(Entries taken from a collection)
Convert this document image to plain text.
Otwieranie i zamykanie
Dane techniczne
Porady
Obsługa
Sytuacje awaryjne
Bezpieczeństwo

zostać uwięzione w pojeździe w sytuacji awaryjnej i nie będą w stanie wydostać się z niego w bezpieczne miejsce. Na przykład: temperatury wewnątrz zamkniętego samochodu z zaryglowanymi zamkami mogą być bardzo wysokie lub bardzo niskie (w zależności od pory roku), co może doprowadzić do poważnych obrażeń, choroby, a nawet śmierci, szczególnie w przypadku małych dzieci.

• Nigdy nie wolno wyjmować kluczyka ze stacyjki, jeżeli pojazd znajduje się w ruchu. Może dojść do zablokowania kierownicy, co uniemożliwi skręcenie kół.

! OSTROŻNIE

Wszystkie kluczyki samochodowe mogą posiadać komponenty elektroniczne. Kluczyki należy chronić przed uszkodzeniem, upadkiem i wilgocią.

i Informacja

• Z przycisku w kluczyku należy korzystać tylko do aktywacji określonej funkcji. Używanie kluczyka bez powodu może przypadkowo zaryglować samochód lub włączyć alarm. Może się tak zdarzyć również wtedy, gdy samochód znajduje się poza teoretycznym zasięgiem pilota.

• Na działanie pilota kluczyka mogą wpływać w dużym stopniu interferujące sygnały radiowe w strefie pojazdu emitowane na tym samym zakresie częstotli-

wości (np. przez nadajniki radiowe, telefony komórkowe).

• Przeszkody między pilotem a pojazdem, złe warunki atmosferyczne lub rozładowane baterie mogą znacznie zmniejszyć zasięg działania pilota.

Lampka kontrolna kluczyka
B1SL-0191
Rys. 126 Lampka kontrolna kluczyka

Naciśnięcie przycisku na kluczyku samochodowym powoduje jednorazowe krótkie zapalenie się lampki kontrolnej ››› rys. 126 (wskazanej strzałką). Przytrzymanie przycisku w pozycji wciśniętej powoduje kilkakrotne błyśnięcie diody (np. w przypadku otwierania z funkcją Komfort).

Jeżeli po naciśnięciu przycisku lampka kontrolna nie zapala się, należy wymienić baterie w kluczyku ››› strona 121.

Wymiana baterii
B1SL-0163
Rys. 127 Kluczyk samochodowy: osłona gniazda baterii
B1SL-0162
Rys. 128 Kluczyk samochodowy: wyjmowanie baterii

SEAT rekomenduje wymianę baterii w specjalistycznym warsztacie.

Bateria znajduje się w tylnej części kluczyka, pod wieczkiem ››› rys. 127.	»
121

**Objective:** Transcribe every entry exactly, omitting nothing.

**Solution:**
Convert this document image to plain text.
Otwieranie i zamykanie
Dane techniczne
Porady
Obsługa
Sytuacje awaryjne
Bezpieczeństwo

zostać uwięzione w pojeździe w sytuacji awaryjnej i nie będą w stanie wydostać się z niego w bezpieczne miejsce. Na przykład: temperatury wewnątrz zamkniętego samochodu z zaryglowanymi zamkami mogą być bardzo wysokie lub bardzo niskie (w zależności od pory roku), co może doprowadzić do poważnych obrażeń, choroby, a nawet śmierci, szczególnie w przypadku małych dzieci.

• Nigdy nie wolno wyjmować kluczyka ze stacyjki, jeżeli pojazd znajduje się w ruchu. Może dojść do zablokowania kierownicy, co uniemożliwi skręcenie kół.

! OSTROŻNIE

Wszystkie kluczyki samochodowe mogą posiadać komponenty elektroniczne. Kluczyki należy chronić przed uszkodzeniem, upadkiem i wilgocią.

i Informacja

• Z przycisku w kluczyku należy korzystać tylko do aktywacji określonej funkcji. Używanie kluczyka bez powodu może przypadkowo zaryglować samochód lub włączyć alarm. Może się tak zdarzyć również wtedy, gdy samochód znajduje się poza teoretycznym zasięgiem pilota.

• Na działanie pilota kluczyka mogą wpływać w dużym stopniu interferujące sygnały radiowe w strefie pojazdu emitowane na tym samym zakresie częstotli-

wości (np. przez nadajniki radiowe, telefony komórkowe).

• Przeszkody między pilotem a pojazdem, złe warunki atmosferyczne lub rozładowane baterie mogą znacznie zmniejszyć zasięg działania pilota.

Lampka kontrolna kluczyka
B1SL-0191
Rys. 126 Lampka kontrolna kluczyka

Naciśnięcie przycisku na kluczyku samochodowym powoduje jednorazowe krótkie zapalenie się lampki kontrolnej ››› rys. 126 (wskazanej strzałką). Przytrzymanie przycisku w pozycji wciśniętej powoduje kilkakrotne błyśnięcie diody (np. w przypadku otwierania z funkcją Komfort).

Jeżeli po naciśnięciu przycisku lampka kontrolna nie zapala się, należy wymienić baterie w kluczyku ››› strona 121.

Wymiana baterii
B1SL-0163
Rys. 127 Kluczyk samochodowy: osłona gniazda baterii
B1SL-0162
Rys. 128 Kluczyk samochodowy: wyjmowanie baterii

SEAT rekomenduje wymianę baterii w specjalistycznym warsztacie.

Bateria znajduje się w tylnej części kluczyka, pod wieczkiem ››› rys. 127.	»
121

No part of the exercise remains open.